> _Task to complete_
Reproduce each line of the material precisely.

Figure data in JSON:
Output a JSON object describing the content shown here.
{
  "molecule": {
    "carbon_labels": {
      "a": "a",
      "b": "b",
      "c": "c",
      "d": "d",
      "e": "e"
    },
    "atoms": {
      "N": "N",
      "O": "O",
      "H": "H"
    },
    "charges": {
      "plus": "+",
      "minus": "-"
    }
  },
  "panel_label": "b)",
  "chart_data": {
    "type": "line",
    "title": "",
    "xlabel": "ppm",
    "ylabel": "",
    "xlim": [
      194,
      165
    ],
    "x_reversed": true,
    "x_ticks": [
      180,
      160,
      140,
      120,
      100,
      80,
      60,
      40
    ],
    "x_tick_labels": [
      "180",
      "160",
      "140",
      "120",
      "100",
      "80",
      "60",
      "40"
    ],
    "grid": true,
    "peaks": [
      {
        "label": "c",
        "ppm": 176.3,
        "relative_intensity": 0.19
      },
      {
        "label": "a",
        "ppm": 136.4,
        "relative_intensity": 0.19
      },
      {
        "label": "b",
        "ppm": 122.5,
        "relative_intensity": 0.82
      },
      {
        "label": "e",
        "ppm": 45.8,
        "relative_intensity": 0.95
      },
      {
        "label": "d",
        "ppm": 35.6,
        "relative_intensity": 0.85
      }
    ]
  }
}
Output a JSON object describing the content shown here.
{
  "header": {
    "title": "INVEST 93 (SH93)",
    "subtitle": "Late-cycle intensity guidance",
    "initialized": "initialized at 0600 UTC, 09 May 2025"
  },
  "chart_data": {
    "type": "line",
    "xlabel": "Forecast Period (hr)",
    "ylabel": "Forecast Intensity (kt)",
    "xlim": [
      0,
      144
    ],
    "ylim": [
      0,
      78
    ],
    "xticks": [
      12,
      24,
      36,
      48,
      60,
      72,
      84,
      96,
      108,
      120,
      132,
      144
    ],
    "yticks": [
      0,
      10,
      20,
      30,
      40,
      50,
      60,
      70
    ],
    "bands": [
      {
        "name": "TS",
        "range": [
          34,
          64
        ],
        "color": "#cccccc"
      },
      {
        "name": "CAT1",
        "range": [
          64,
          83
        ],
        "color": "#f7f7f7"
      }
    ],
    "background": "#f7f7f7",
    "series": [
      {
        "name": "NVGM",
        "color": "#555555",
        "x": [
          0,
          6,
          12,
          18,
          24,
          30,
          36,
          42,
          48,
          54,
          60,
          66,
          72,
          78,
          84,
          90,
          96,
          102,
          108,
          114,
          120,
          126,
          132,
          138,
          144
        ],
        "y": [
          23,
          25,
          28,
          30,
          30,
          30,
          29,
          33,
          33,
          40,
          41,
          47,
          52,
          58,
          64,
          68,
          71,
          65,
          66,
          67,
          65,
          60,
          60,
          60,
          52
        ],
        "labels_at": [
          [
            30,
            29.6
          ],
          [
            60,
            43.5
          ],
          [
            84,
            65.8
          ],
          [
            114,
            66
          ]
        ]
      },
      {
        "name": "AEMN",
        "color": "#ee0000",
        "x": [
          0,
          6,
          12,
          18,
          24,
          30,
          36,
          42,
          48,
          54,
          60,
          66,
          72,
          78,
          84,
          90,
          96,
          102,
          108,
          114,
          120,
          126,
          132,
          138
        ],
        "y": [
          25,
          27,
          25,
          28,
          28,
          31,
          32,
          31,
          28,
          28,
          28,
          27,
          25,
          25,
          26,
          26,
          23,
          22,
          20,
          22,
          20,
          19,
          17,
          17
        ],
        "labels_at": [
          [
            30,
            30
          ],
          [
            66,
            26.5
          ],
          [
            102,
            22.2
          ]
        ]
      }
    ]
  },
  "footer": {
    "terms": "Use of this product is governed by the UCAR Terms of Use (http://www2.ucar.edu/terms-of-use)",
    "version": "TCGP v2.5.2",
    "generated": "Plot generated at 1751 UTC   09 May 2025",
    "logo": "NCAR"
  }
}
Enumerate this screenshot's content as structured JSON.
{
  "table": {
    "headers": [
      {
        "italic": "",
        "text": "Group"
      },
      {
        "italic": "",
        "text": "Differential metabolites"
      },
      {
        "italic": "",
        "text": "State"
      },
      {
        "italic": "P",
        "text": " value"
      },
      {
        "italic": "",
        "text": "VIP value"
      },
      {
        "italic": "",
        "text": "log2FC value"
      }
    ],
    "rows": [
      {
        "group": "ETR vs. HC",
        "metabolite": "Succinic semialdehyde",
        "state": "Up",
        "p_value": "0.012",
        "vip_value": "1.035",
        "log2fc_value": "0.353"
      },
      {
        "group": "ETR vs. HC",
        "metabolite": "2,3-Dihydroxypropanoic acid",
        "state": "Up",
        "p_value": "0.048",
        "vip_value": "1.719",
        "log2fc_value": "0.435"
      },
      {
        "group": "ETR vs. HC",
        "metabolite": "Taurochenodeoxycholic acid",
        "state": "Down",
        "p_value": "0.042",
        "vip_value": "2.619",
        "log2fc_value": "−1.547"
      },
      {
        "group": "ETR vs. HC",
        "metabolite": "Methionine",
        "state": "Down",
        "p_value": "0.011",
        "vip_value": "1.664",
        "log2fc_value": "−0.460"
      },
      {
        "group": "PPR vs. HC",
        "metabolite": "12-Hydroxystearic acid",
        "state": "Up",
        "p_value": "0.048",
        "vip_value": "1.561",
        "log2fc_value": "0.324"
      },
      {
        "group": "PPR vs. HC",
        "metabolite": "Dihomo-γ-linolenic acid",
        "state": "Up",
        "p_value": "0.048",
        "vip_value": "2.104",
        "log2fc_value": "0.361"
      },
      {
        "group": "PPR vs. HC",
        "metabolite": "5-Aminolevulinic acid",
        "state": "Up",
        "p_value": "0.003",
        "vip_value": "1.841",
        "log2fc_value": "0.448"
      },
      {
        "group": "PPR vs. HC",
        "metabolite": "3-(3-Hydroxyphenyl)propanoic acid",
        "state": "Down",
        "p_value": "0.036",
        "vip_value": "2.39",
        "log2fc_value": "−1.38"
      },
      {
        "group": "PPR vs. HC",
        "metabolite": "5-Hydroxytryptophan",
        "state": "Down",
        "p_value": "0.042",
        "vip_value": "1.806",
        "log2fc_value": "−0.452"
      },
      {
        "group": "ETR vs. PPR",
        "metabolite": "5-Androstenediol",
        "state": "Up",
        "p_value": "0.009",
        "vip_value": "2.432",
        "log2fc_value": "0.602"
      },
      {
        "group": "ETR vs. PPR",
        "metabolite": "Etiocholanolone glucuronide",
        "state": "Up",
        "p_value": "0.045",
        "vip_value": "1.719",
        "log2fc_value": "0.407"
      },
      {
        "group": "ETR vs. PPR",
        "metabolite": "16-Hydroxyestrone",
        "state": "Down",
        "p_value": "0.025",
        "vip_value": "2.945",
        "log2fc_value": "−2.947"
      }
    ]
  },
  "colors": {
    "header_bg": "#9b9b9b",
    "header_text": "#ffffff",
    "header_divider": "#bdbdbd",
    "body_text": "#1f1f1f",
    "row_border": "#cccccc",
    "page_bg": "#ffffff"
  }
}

> _Response to the task_
Output a JSON object describing the content shown here.
{
  "molecule": {
    "carbon_labels": {
      "a": "a",
      "b": "b",
      "c": "c",
      "d": "d",
      "e": "e"
    },
    "atoms": {
      "N": "N",
      "O": "O",
      "H": "H"
    },
    "charges": {
      "plus": "+",
      "minus": "-"
    }
  },
  "panel_label": "b)",
  "chart_data": {
    "type": "line",
    "title": "",
    "xlabel": "ppm",
    "ylabel": "",
    "xlim": [
      194,
      165
    ],
    "x_reversed": true,
    "x_ticks": [
      180,
      160,
      140,
      120,
      100,
      80,
      60,
      40
    ],
    "x_tick_labels": [
      "180",
      "160",
      "140",
      "120",
      "100",
      "80",
      "60",
      "40"
    ],
    "grid": true,
    "peaks": [
      {
        "label": "c",
        "ppm": 176.3,
        "relative_intensity": 0.19
      },
      {
        "label": "a",
        "ppm": 136.4,
        "relative_intensity": 0.19
      },
      {
        "label": "b",
        "ppm": 122.5,
        "relative_intensity": 0.82
      },
      {
        "label": "e",
        "ppm": 45.8,
        "relative_intensity": 0.95
      },
      {
        "label": "d",
        "ppm": 35.6,
        "relative_intensity": 0.85
      }
    ]
  }
}
Output a JSON object describing the content shown here.
{
  "header": {
    "title": "INVEST 93 (SH93)",
    "subtitle": "Late-cycle intensity guidance",
    "initialized": "initialized at 0600 UTC, 09 May 2025"
  },
  "chart_data": {
    "type": "line",
    "xlabel": "Forecast Period (hr)",
    "ylabel": "Forecast Intensity (kt)",
    "xlim": [
      0,
      144
    ],
    "ylim": [
      0,
      78
    ],
    "xticks": [
      12,
      24,
      36,
      48,
      60,
      72,
      84,
      96,
      108,
      120,
      132,
      144
    ],
    "yticks": [
      0,
      10,
      20,
      30,
      40,
      50,
      60,
      70
    ],
    "bands": [
      {
        "name": "TS",
        "range": [
          34,
          64
        ],
        "color": "#cccccc"
      },
      {
        "name": "CAT1",
        "range": [
          64,
          83
        ],
        "color": "#f7f7f7"
      }
    ],
    "background": "#f7f7f7",
    "series": [
      {
        "name": "NVGM",
        "color": "#555555",
        "x": [
          0,
          6,
          12,
          18,
          24,
          30,
          36,
          42,
          48,
          54,
          60,
          66,
          72,
          78,
          84,
          90,
          96,
          102,
          108,
          114,
          120,
          126,
          132,
          138,
          144
        ],
        "y": [
          23,
          25,
          28,
          30,
          30,
          30,
          29,
          33,
          33,
          40,
          41,
          47,
          52,
          58,
          64,
          68,
          71,
          65,
          66,
          67,
          65,
          60,
          60,
          60,
          52
        ],
        "labels_at": [
          [
            30,
            29.6
          ],
          [
            60,
            43.5
          ],
          [
            84,
            65.8
          ],
          [
            114,
            66
          ]
        ]
      },
      {
        "name": "AEMN",
        "color": "#ee0000",
        "x": [
          0,
          6,
          12,
          18,
          24,
          30,
          36,
          42,
          48,
          54,
          60,
          66,
          72,
          78,
          84,
          90,
          96,
          102,
          108,
          114,
          120,
          126,
          132,
          138
        ],
        "y": [
          25,
          27,
          25,
          28,
          28,
          31,
          32,
          31,
          28,
          28,
          28,
          27,
          25,
          25,
          26,
          26,
          23,
          22,
          20,
          22,
          20,
          19,
          17,
          17
        ],
        "labels_at": [
          [
            30,
            30
          ],
          [
            66,
            26.5
          ],
          [
            102,
            22.2
          ]
        ]
      }
    ]
  },
  "footer": {
    "terms": "Use of this product is governed by the UCAR Terms of Use (http://www2.ucar.edu/terms-of-use)",
    "version": "TCGP v2.5.2",
    "generated": "Plot generated at 1751 UTC   09 May 2025",
    "logo": "NCAR"
  }
}
Enumerate this screenshot's content as structured JSON.
{
  "table": {
    "headers": [
      {
        "italic": "",
        "text": "Group"
      },
      {
        "italic": "",
        "text": "Differential metabolites"
      },
      {
        "italic": "",
        "text": "State"
      },
      {
        "italic": "P",
        "text": " value"
      },
      {
        "italic": "",
        "text": "VIP value"
      },
      {
        "italic": "",
        "text": "log2FC value"
      }
    ],
    "rows": [
      {
        "group": "ETR vs. HC",
        "metabolite": "Succinic semialdehyde",
        "state": "Up",
        "p_value": "0.012",
        "vip_value": "1.035",
        "log2fc_value": "0.353"
      },
      {
        "group": "ETR vs. HC",
        "metabolite": "2,3-Dihydroxypropanoic acid",
        "state": "Up",
        "p_value": "0.048",
        "vip_value": "1.719",
        "log2fc_value": "0.435"
      },
      {
        "group": "ETR vs. HC",
        "metabolite": "Taurochenodeoxycholic acid",
        "state": "Down",
        "p_value": "0.042",
        "vip_value": "2.619",
        "log2fc_value": "−1.547"
      },
      {
        "group": "ETR vs. HC",
        "metabolite": "Methionine",
        "state": "Down",
        "p_value": "0.011",
        "vip_value": "1.664",
        "log2fc_value": "−0.460"
      },
      {
        "group": "PPR vs. HC",
        "metabolite": "12-Hydroxystearic acid",
        "state": "Up",
        "p_value": "0.048",
        "vip_value": "1.561",
        "log2fc_value": "0.324"
      },
      {
        "group": "PPR vs. HC",
        "metabolite": "Dihomo-γ-linolenic acid",
        "state": "Up",
        "p_value": "0.048",
        "vip_value": "2.104",
        "log2fc_value": "0.361"
      },
      {
        "group": "PPR vs. HC",
        "metabolite": "5-Aminolevulinic acid",
        "state": "Up",
        "p_value": "0.003",
        "vip_value": "1.841",
        "log2fc_value": "0.448"
      },
      {
        "group": "PPR vs. HC",
        "metabolite": "3-(3-Hydroxyphenyl)propanoic acid",
        "state": "Down",
        "p_value": "0.036",
        "vip_value": "2.39",
        "log2fc_value": "−1.38"
      },
      {
        "group": "PPR vs. HC",
        "metabolite": "5-Hydroxytryptophan",
        "state": "Down",
        "p_value": "0.042",
        "vip_value": "1.806",
        "log2fc_value": "−0.452"
      },
      {
        "group": "ETR vs. PPR",
        "metabolite": "5-Androstenediol",
        "state": "Up",
        "p_value": "0.009",
        "vip_value": "2.432",
        "log2fc_value": "0.602"
      },
      {
        "group": "ETR vs. PPR",
        "metabolite": "Etiocholanolone glucuronide",
        "state": "Up",
        "p_value": "0.045",
        "vip_value": "1.719",
        "log2fc_value": "0.407"
      },
      {
        "group": "ETR vs. PPR",
        "metabolite": "16-Hydroxyestrone",
        "state": "Down",
        "p_value": "0.025",
        "vip_value": "2.945",
        "log2fc_value": "−2.947"
      }
    ]
  },
  "colors": {
    "header_bg": "#9b9b9b",
    "header_text": "#ffffff",
    "header_divider": "#bdbdbd",
    "body_text": "#1f1f1f",
    "row_border": "#cccccc",
    "page_bg": "#ffffff"
  }
}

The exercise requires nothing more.